>> BEGIN

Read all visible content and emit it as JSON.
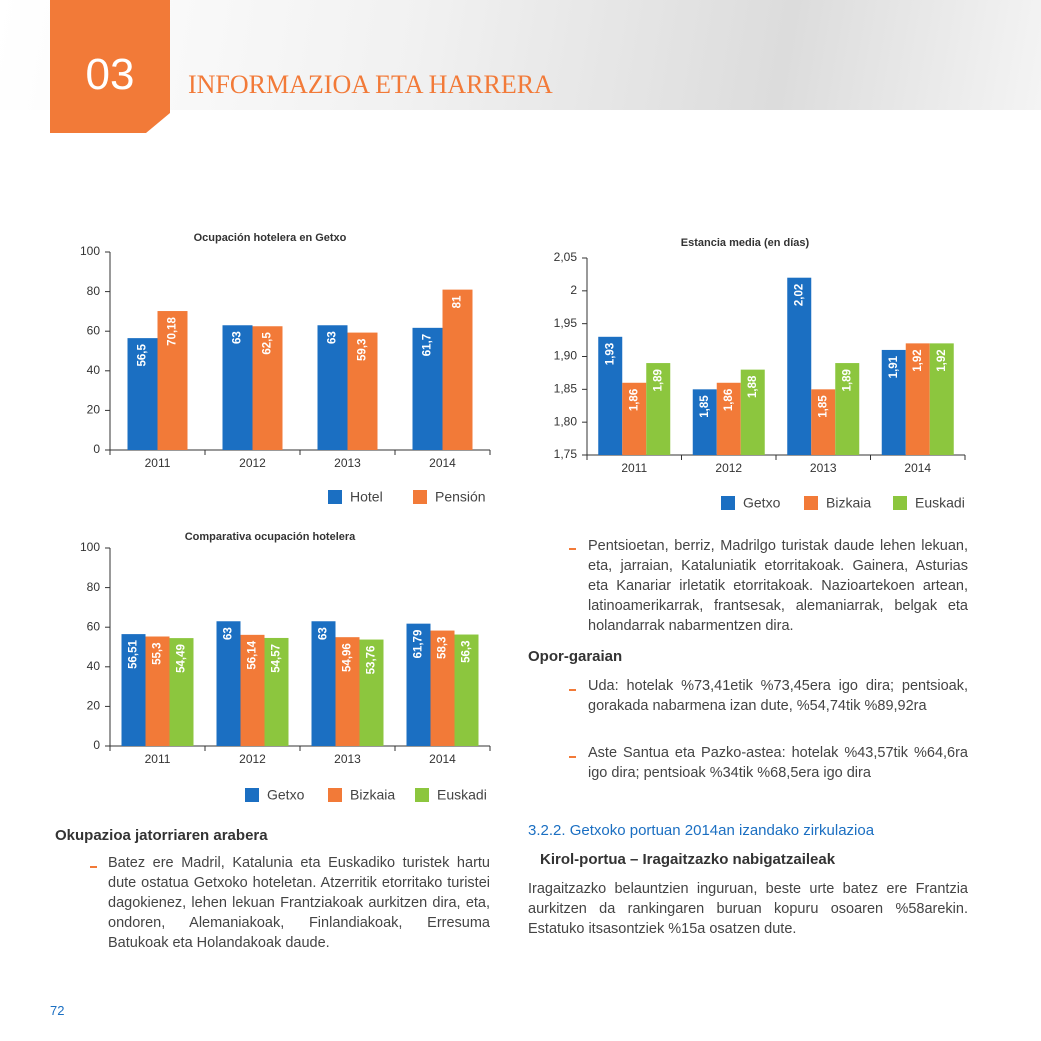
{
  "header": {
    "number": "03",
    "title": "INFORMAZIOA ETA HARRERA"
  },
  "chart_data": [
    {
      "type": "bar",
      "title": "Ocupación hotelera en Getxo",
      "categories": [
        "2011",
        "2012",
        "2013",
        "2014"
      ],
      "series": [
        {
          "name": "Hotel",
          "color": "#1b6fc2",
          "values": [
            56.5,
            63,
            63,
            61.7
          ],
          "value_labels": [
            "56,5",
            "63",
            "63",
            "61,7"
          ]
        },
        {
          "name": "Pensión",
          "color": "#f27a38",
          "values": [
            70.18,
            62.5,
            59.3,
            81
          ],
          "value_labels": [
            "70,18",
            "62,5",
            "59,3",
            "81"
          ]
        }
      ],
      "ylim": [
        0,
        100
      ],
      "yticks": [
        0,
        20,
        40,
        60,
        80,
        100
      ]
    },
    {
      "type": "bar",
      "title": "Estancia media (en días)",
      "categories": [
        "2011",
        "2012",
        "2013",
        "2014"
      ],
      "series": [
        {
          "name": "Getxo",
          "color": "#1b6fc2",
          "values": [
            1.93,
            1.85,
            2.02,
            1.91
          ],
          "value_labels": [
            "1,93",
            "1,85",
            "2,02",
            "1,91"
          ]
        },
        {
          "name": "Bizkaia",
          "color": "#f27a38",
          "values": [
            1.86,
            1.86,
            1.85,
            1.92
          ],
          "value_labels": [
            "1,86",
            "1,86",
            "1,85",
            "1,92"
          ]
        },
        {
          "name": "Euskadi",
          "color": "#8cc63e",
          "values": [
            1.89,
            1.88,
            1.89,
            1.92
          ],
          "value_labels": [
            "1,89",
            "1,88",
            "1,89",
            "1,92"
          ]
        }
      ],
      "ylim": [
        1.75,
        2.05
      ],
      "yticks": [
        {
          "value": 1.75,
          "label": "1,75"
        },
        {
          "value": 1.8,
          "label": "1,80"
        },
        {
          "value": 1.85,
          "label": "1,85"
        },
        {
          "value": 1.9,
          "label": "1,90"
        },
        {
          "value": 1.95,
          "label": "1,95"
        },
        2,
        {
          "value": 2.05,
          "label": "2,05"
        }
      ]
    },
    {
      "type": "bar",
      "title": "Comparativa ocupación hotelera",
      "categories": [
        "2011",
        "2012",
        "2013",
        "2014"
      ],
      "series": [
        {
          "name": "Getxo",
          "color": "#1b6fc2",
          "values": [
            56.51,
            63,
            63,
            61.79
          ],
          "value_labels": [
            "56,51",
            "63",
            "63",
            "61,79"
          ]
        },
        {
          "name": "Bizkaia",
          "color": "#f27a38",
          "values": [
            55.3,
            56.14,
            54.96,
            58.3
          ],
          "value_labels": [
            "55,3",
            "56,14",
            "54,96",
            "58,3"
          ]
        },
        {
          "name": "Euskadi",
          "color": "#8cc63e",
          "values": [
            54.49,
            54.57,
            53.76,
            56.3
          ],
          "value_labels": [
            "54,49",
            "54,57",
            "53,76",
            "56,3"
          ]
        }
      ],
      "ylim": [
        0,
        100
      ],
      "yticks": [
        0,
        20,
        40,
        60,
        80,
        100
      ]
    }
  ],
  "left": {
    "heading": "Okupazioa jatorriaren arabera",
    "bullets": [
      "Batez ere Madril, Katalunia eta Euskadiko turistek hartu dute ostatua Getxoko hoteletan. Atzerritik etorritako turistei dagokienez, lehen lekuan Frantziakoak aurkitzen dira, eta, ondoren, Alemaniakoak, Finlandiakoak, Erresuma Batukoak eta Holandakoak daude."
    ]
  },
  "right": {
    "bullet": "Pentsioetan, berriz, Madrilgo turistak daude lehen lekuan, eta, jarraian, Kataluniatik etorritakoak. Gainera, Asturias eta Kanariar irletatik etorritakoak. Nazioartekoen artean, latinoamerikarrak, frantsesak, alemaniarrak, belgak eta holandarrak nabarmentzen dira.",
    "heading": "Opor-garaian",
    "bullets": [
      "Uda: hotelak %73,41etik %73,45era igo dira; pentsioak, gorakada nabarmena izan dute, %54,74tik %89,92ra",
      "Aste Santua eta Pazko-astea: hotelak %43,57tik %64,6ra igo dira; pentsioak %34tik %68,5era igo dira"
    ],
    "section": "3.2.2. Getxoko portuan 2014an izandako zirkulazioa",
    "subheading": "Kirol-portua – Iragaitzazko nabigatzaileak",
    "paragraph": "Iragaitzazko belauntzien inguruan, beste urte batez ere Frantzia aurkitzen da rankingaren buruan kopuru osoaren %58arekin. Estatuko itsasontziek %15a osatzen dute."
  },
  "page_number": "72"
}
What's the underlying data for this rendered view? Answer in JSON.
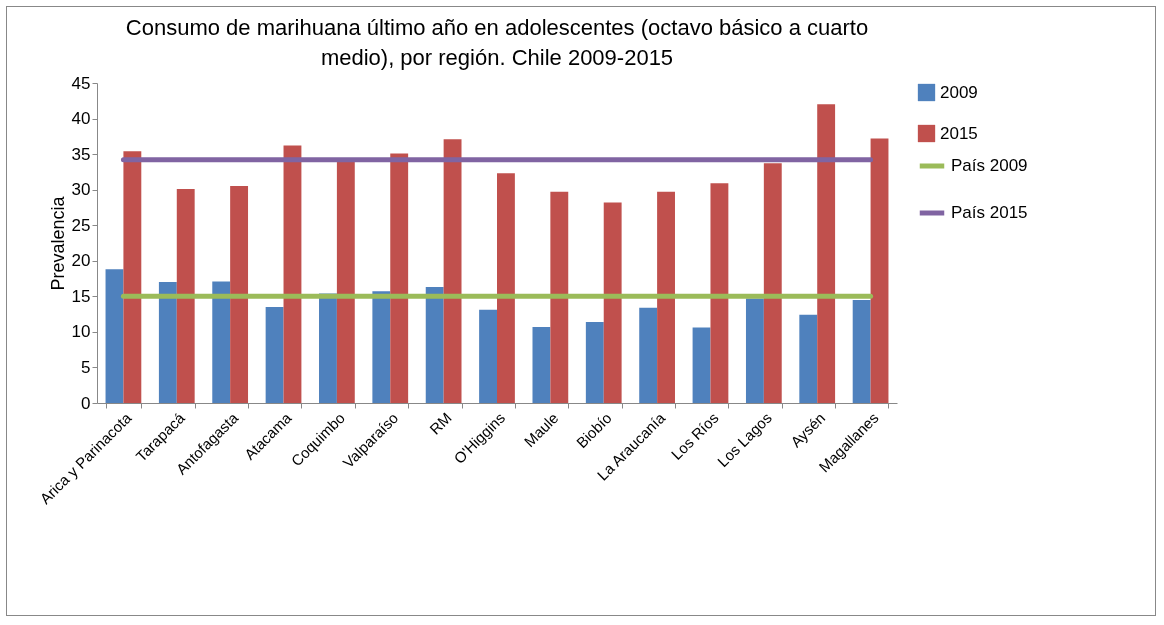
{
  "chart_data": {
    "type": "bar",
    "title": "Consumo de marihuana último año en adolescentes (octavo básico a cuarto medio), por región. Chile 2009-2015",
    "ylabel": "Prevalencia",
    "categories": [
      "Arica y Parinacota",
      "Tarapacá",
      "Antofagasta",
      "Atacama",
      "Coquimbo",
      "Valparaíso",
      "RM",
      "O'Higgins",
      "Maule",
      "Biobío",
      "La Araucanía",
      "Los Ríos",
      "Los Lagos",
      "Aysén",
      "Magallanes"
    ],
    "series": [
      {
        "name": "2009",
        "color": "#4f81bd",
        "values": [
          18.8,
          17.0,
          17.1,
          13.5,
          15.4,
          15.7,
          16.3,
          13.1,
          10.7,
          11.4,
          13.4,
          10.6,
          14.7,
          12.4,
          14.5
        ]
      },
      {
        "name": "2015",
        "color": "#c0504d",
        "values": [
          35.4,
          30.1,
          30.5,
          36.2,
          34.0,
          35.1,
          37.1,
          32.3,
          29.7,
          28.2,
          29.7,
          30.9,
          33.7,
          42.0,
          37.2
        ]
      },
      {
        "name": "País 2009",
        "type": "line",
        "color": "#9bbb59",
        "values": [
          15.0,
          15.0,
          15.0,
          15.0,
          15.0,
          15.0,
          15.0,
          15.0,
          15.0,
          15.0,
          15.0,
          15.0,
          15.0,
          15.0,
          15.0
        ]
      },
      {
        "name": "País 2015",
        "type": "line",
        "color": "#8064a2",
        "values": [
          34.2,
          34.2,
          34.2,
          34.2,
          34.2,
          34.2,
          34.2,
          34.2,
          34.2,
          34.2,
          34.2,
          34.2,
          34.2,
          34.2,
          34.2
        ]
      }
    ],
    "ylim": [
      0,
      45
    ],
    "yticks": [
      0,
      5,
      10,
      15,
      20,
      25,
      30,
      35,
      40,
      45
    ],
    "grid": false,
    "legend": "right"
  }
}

>> END

Task directions >> Omit the images and transcribe all of the records above word for word.

Result for this exercise >>
Read all visible content and emit it as JSON.
{
  "header": {
    "number": "03",
    "title": "INFORMAZIOA ETA HARRERA"
  },
  "chart_data": [
    {
      "type": "bar",
      "title": "Ocupación hotelera en Getxo",
      "categories": [
        "2011",
        "2012",
        "2013",
        "2014"
      ],
      "series": [
        {
          "name": "Hotel",
          "color": "#1b6fc2",
          "values": [
            56.5,
            63,
            63,
            61.7
          ],
          "value_labels": [
            "56,5",
            "63",
            "63",
            "61,7"
          ]
        },
        {
          "name": "Pensión",
          "color": "#f27a38",
          "values": [
            70.18,
            62.5,
            59.3,
            81
          ],
          "value_labels": [
            "70,18",
            "62,5",
            "59,3",
            "81"
          ]
        }
      ],
      "ylim": [
        0,
        100
      ],
      "yticks": [
        0,
        20,
        40,
        60,
        80,
        100
      ]
    },
    {
      "type": "bar",
      "title": "Estancia media (en días)",
      "categories": [
        "2011",
        "2012",
        "2013",
        "2014"
      ],
      "series": [
        {
          "name": "Getxo",
          "color": "#1b6fc2",
          "values": [
            1.93,
            1.85,
            2.02,
            1.91
          ],
          "value_labels": [
            "1,93",
            "1,85",
            "2,02",
            "1,91"
          ]
        },
        {
          "name": "Bizkaia",
          "color": "#f27a38",
          "values": [
            1.86,
            1.86,
            1.85,
            1.92
          ],
          "value_labels": [
            "1,86",
            "1,86",
            "1,85",
            "1,92"
          ]
        },
        {
          "name": "Euskadi",
          "color": "#8cc63e",
          "values": [
            1.89,
            1.88,
            1.89,
            1.92
          ],
          "value_labels": [
            "1,89",
            "1,88",
            "1,89",
            "1,92"
          ]
        }
      ],
      "ylim": [
        1.75,
        2.05
      ],
      "yticks": [
        {
          "value": 1.75,
          "label": "1,75"
        },
        {
          "value": 1.8,
          "label": "1,80"
        },
        {
          "value": 1.85,
          "label": "1,85"
        },
        {
          "value": 1.9,
          "label": "1,90"
        },
        {
          "value": 1.95,
          "label": "1,95"
        },
        2,
        {
          "value": 2.05,
          "label": "2,05"
        }
      ]
    },
    {
      "type": "bar",
      "title": "Comparativa ocupación hotelera",
      "categories": [
        "2011",
        "2012",
        "2013",
        "2014"
      ],
      "series": [
        {
          "name": "Getxo",
          "color": "#1b6fc2",
          "values": [
            56.51,
            63,
            63,
            61.79
          ],
          "value_labels": [
            "56,51",
            "63",
            "63",
            "61,79"
          ]
        },
        {
          "name": "Bizkaia",
          "color": "#f27a38",
          "values": [
            55.3,
            56.14,
            54.96,
            58.3
          ],
          "value_labels": [
            "55,3",
            "56,14",
            "54,96",
            "58,3"
          ]
        },
        {
          "name": "Euskadi",
          "color": "#8cc63e",
          "values": [
            54.49,
            54.57,
            53.76,
            56.3
          ],
          "value_labels": [
            "54,49",
            "54,57",
            "53,76",
            "56,3"
          ]
        }
      ],
      "ylim": [
        0,
        100
      ],
      "yticks": [
        0,
        20,
        40,
        60,
        80,
        100
      ]
    }
  ],
  "left": {
    "heading": "Okupazioa jatorriaren arabera",
    "bullets": [
      "Batez ere Madril, Katalunia eta Euskadiko turistek hartu dute ostatua Getxoko hoteletan. Atzerritik etorritako turistei dagokienez, lehen lekuan Frantziakoak aurkitzen dira, eta, ondoren, Alemaniakoak, Finlandiakoak, Erresuma Batukoak eta Holandakoak daude."
    ]
  },
  "right": {
    "bullet": "Pentsioetan, berriz, Madrilgo turistak daude lehen lekuan, eta, jarraian, Kataluniatik etorritakoak. Gainera, Asturias eta Kanariar irletatik etorritakoak. Nazioartekoen artean, latinoamerikarrak, frantsesak, alemaniarrak, belgak eta holandarrak nabarmentzen dira.",
    "heading": "Opor-garaian",
    "bullets": [
      "Uda: hotelak %73,41etik %73,45era igo dira; pentsioak, gorakada nabarmena izan dute, %54,74tik %89,92ra",
      "Aste Santua eta Pazko-astea: hotelak %43,57tik %64,6ra igo dira; pentsioak %34tik %68,5era igo dira"
    ],
    "section": "3.2.2. Getxoko portuan 2014an izandako zirkulazioa",
    "subheading": "Kirol-portua – Iragaitzazko nabigatzaileak",
    "paragraph": "Iragaitzazko belauntzien inguruan, beste urte batez ere Frantzia aurkitzen da rankingaren buruan kopuru osoaren %58arekin. Estatuko itsasontziek %15a osatzen dute."
  },
  "page_number": "72"
}
What's the underlying data for this rendered view? Answer in JSON.
{
  "chart_data": {
    "type": "bar",
    "title": "Consumo de marihuana último año en adolescentes (octavo básico a cuarto medio), por región. Chile 2009-2015",
    "ylabel": "Prevalencia",
    "categories": [
      "Arica y Parinacota",
      "Tarapacá",
      "Antofagasta",
      "Atacama",
      "Coquimbo",
      "Valparaíso",
      "RM",
      "O'Higgins",
      "Maule",
      "Biobío",
      "La Araucanía",
      "Los Ríos",
      "Los Lagos",
      "Aysén",
      "Magallanes"
    ],
    "series": [
      {
        "name": "2009",
        "color": "#4f81bd",
        "values": [
          18.8,
          17.0,
          17.1,
          13.5,
          15.4,
          15.7,
          16.3,
          13.1,
          10.7,
          11.4,
          13.4,
          10.6,
          14.7,
          12.4,
          14.5
        ]
      },
      {
        "name": "2015",
        "color": "#c0504d",
        "values": [
          35.4,
          30.1,
          30.5,
          36.2,
          34.0,
          35.1,
          37.1,
          32.3,
          29.7,
          28.2,
          29.7,
          30.9,
          33.7,
          42.0,
          37.2
        ]
      },
      {
        "name": "País 2009",
        "type": "line",
        "color": "#9bbb59",
        "values": [
          15.0,
          15.0,
          15.0,
          15.0,
          15.0,
          15.0,
          15.0,
          15.0,
          15.0,
          15.0,
          15.0,
          15.0,
          15.0,
          15.0,
          15.0
        ]
      },
      {
        "name": "País 2015",
        "type": "line",
        "color": "#8064a2",
        "values": [
          34.2,
          34.2,
          34.2,
          34.2,
          34.2,
          34.2,
          34.2,
          34.2,
          34.2,
          34.2,
          34.2,
          34.2,
          34.2,
          34.2,
          34.2
        ]
      }
    ],
    "ylim": [
      0,
      45
    ],
    "yticks": [
      0,
      5,
      10,
      15,
      20,
      25,
      30,
      35,
      40,
      45
    ],
    "grid": false,
    "legend": "right"
  }
}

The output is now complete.